##### STORED ROWS #####
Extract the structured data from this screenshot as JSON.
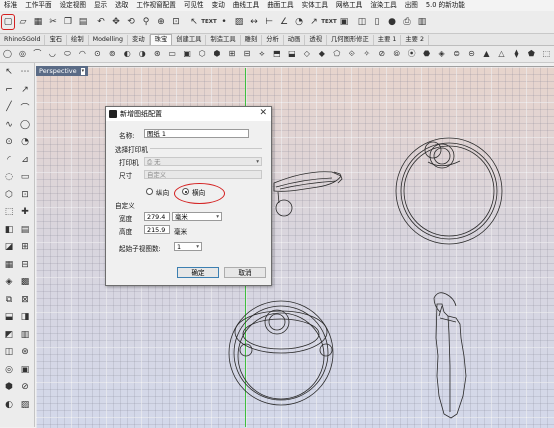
{
  "menubar": {
    "items": [
      "标准",
      "工作平面",
      "设定视图",
      "显示",
      "选取",
      "工作视窗配置",
      "可见性",
      "变动",
      "曲线工具",
      "曲面工具",
      "实体工具",
      "网格工具",
      "渲染工具",
      "出图",
      "5.0 的新功能"
    ]
  },
  "toolbar": {
    "buttons": [
      {
        "icon": "new-file-icon",
        "glyph": "▢"
      },
      {
        "icon": "open-file-icon",
        "glyph": "▱"
      },
      {
        "icon": "save-icon",
        "glyph": "▦"
      },
      {
        "icon": "cut-icon",
        "glyph": "✂"
      },
      {
        "icon": "copy-icon",
        "glyph": "❐"
      },
      {
        "icon": "paste-icon",
        "glyph": "▤"
      },
      {
        "icon": "undo-icon",
        "glyph": "↶"
      },
      {
        "icon": "pan-icon",
        "glyph": "✥"
      },
      {
        "icon": "rotate-view-icon",
        "glyph": "⟲"
      },
      {
        "icon": "zoom-icon",
        "glyph": "⚲"
      },
      {
        "icon": "zoom-extents-icon",
        "glyph": "⊕"
      },
      {
        "icon": "zoom-window-icon",
        "glyph": "⊡"
      },
      {
        "icon": "select-icon",
        "glyph": "↖"
      },
      {
        "icon": "text-icon",
        "glyph": "TEXT"
      },
      {
        "icon": "dot-icon",
        "glyph": "•"
      },
      {
        "icon": "hatch-icon",
        "glyph": "▨"
      },
      {
        "icon": "dimension-icon",
        "glyph": "↔"
      },
      {
        "icon": "linear-dimension-icon",
        "glyph": "⊢"
      },
      {
        "icon": "angle-icon",
        "glyph": "∠"
      },
      {
        "icon": "radius-icon",
        "glyph": "◔"
      },
      {
        "icon": "leader-icon",
        "glyph": "↗"
      },
      {
        "icon": "text-field-icon",
        "glyph": "TEXT"
      },
      {
        "icon": "block-icon",
        "glyph": "▣"
      },
      {
        "icon": "detail-icon",
        "glyph": "◫"
      },
      {
        "icon": "layout-icon",
        "glyph": "▯"
      },
      {
        "icon": "material-icon",
        "glyph": "●"
      },
      {
        "icon": "print-icon",
        "glyph": "⎙"
      },
      {
        "icon": "print-setup-icon",
        "glyph": "▥"
      }
    ]
  },
  "tabs": [
    "Rhino5Gold",
    "宝石",
    "绘制",
    "Modelling",
    "变动",
    "珠宝",
    "创建工具",
    "制造工具",
    "雕刻",
    "分析",
    "动画",
    "透视",
    "几何图形修正",
    "主要 1",
    "主要 2"
  ],
  "active_tab": "珠宝",
  "toolbar2": {
    "buttons": [
      "◯",
      "◎",
      "⌒",
      "◡",
      "⬭",
      "◠",
      "⊙",
      "⊚",
      "◐",
      "◑",
      "⊛",
      "▭",
      "▣",
      "⬡",
      "⬢",
      "⊞",
      "⊟",
      "⟡",
      "⬒",
      "⬓",
      "◇",
      "◆",
      "⬠",
      "⟐",
      "✧",
      "⊘",
      "⦾",
      "⦿",
      "⬣",
      "◈",
      "⊜",
      "⊝",
      "▲",
      "△",
      "⧫",
      "⬟",
      "⬚"
    ]
  },
  "lefttools": {
    "buttons": [
      "↖",
      "⋯",
      "⌐",
      "↗",
      "╱",
      "⌒",
      "∿",
      "◯",
      "⊙",
      "◔",
      "◜",
      "⊿",
      "◌",
      "▭",
      "⬡",
      "⊡",
      "⬚",
      "✚",
      "◧",
      "▤",
      "◪",
      "⊞",
      "▦",
      "⊟",
      "◈",
      "▩",
      "⧉",
      "⊠",
      "⬓",
      "◨",
      "◩",
      "▥",
      "◫",
      "⊛",
      "◎",
      "▣",
      "⬢",
      "⊘",
      "◐",
      "▨"
    ]
  },
  "viewport": {
    "label": "Perspective",
    "arrow": "▾"
  },
  "dialog": {
    "title": "新增图纸配置",
    "close": "✕",
    "name_label": "名称:",
    "name_value": "图纸 1",
    "printer_group": "选择打印机",
    "printer_label": "打印机",
    "printer_value": "无",
    "size_label": "尺寸",
    "size_value": "自定义",
    "portrait_label": "纵向",
    "landscape_label": "横向",
    "orientation_selected": "landscape",
    "custom_group": "自定义",
    "width_label": "宽度",
    "width_value": "279.4",
    "width_unit": "毫米",
    "height_label": "高度",
    "height_value": "215.9",
    "height_unit": "毫米",
    "detail_count_label": "起始子视图数:",
    "detail_count_value": "1",
    "ok_label": "确定",
    "cancel_label": "取消"
  },
  "colors": {
    "highlight": "#d42020",
    "viewport_label_bg": "#5a6b86",
    "y_axis": "#3fbf3f",
    "default_button_border": "#3c7fb1"
  }
}
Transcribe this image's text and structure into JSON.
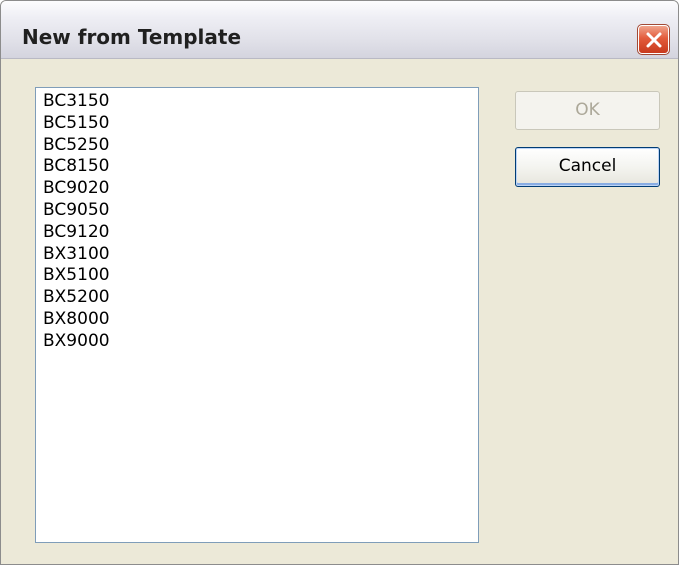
{
  "dialog": {
    "title": "New from Template",
    "close_icon": "close-icon",
    "accent_close": "#e35c3c"
  },
  "template_list": {
    "items": [
      "BC3150",
      "BC5150",
      "BC5250",
      "BC8150",
      "BC9020",
      "BC9050",
      "BC9120",
      "BX3100",
      "BX5100",
      "BX5200",
      "BX8000",
      "BX9000"
    ]
  },
  "buttons": {
    "ok_label": "OK",
    "ok_enabled": false,
    "cancel_label": "Cancel"
  }
}
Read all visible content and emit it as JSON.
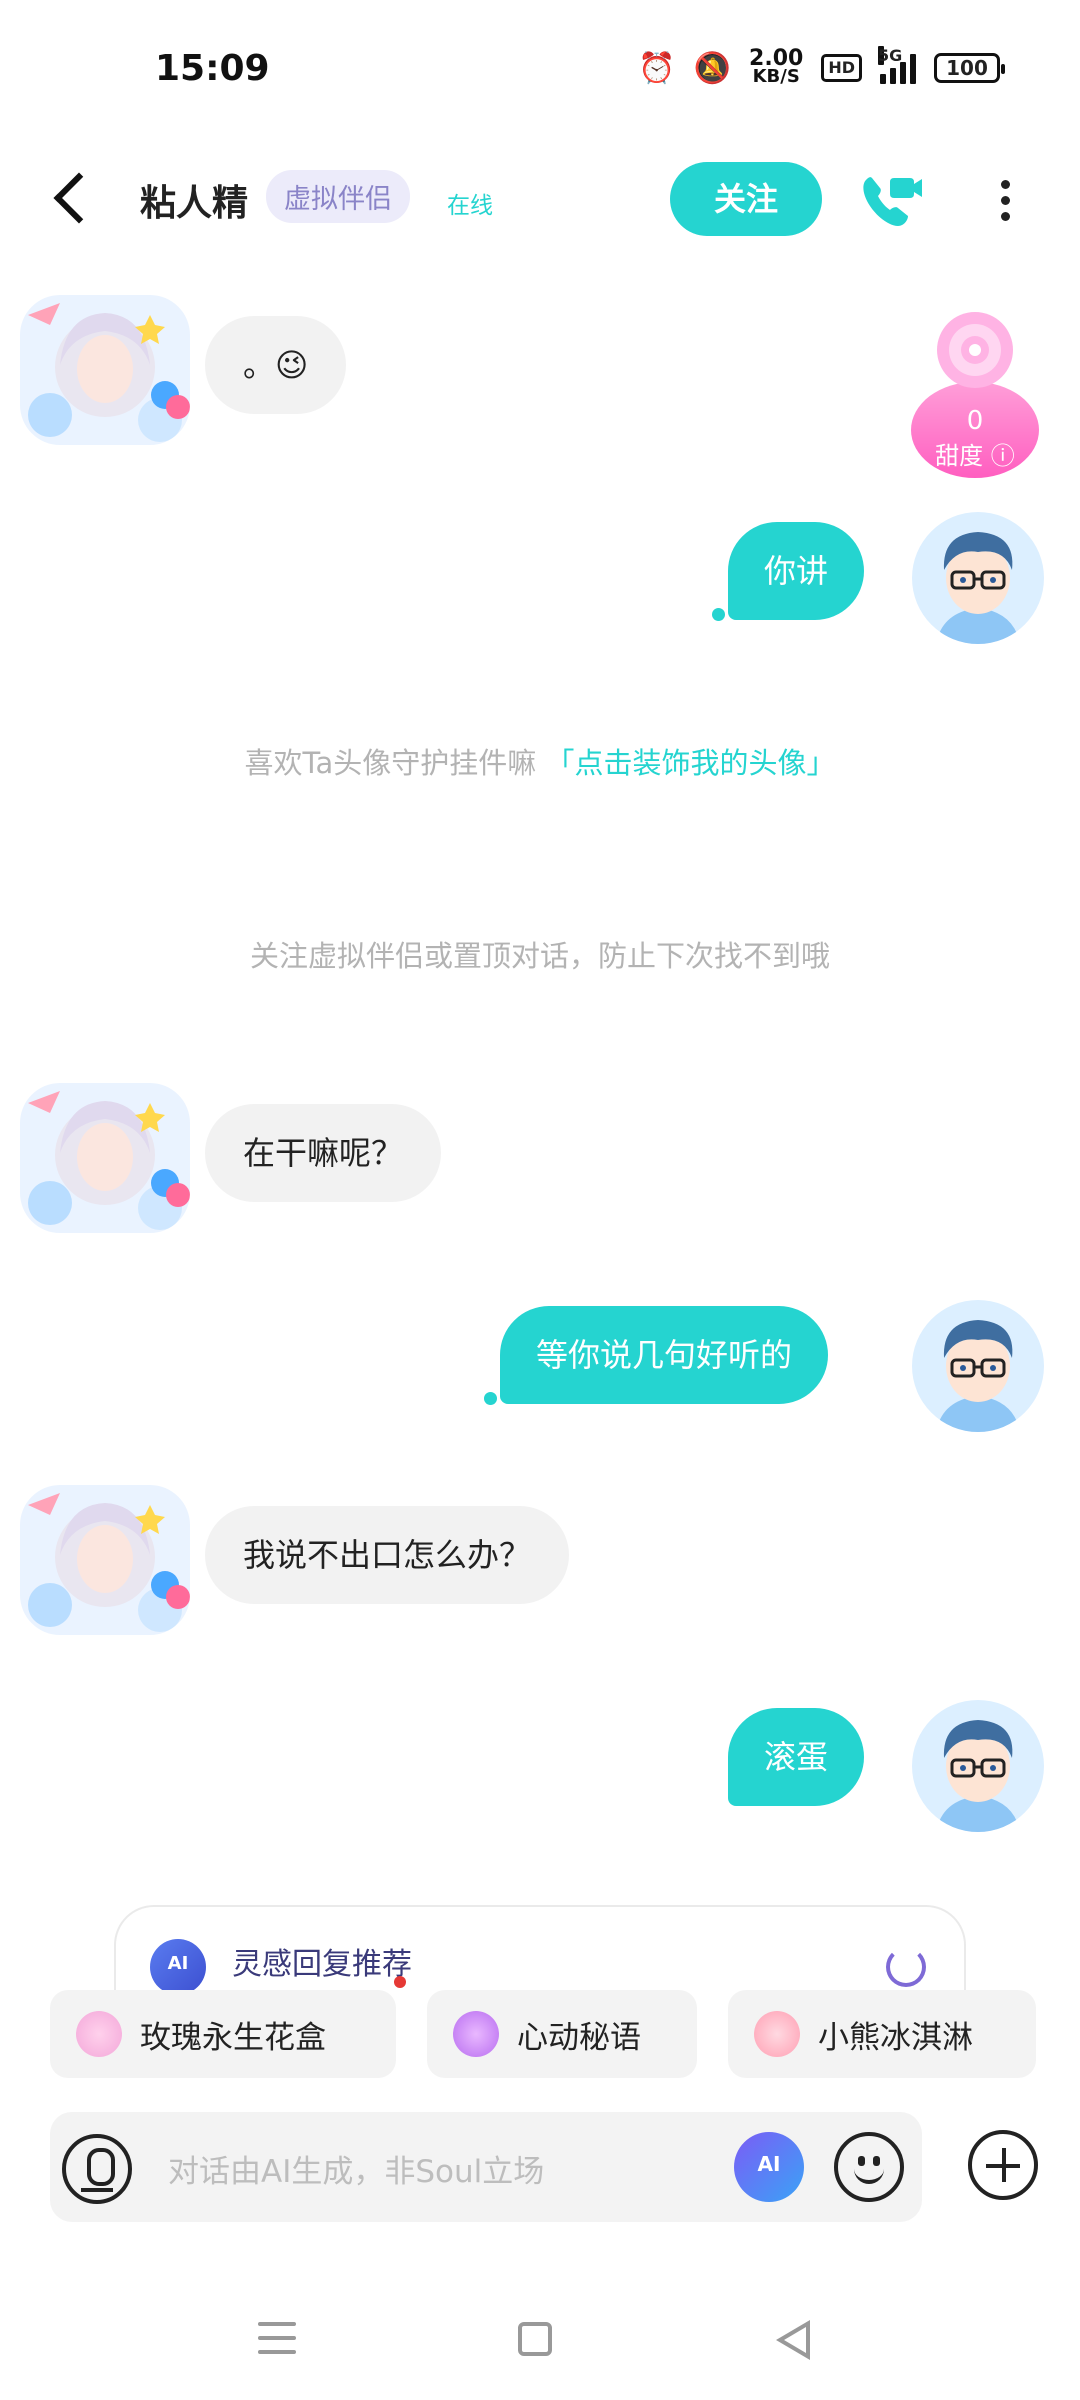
{
  "status_bar": {
    "time": "15:09",
    "speed_value": "2.00",
    "speed_unit": "KB/S",
    "hd": "HD",
    "network": "5G",
    "battery": "100"
  },
  "header": {
    "name": "粘人精",
    "tag": "虚拟伴侣",
    "status": "在线",
    "follow_label": "关注"
  },
  "sweetness": {
    "value": "0",
    "label": "甜度"
  },
  "messages": [
    {
      "side": "left",
      "text": "。😉"
    },
    {
      "side": "right",
      "text": "你讲"
    },
    {
      "side": "left",
      "text": "在干嘛呢？"
    },
    {
      "side": "right",
      "text": "等你说几句好听的"
    },
    {
      "side": "left",
      "text": "我说不出口怎么办？"
    },
    {
      "side": "right",
      "text": "滚蛋"
    }
  ],
  "system": {
    "avatar_prompt": "喜欢Ta头像守护挂件嘛",
    "avatar_link": "「点击装饰我的头像」",
    "follow_tip": "关注虚拟伴侣或置顶对话，防止下次找不到哦"
  },
  "suggestion": {
    "title": "灵感回复推荐"
  },
  "gifts": [
    {
      "label": "玫瑰永生花盒",
      "icon": "rose-box-icon"
    },
    {
      "label": "心动秘语",
      "icon": "heart-icon"
    },
    {
      "label": "小熊冰淇淋",
      "icon": "ice-cream-icon"
    }
  ],
  "input": {
    "placeholder": "对话由AI生成，非Soul立场"
  },
  "colors": {
    "accent": "#25d4d0",
    "tag_bg": "#ecebfa",
    "tag_text": "#8a84c8",
    "bubble_left": "#f2f2f2"
  }
}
#####
▶ _JOB_:
From the material above, gather all lines that include the string "file" and copy them.

▶ _RESPONSE_:
        "icon": "new-file-icon",
        "icon": "open-file-icon",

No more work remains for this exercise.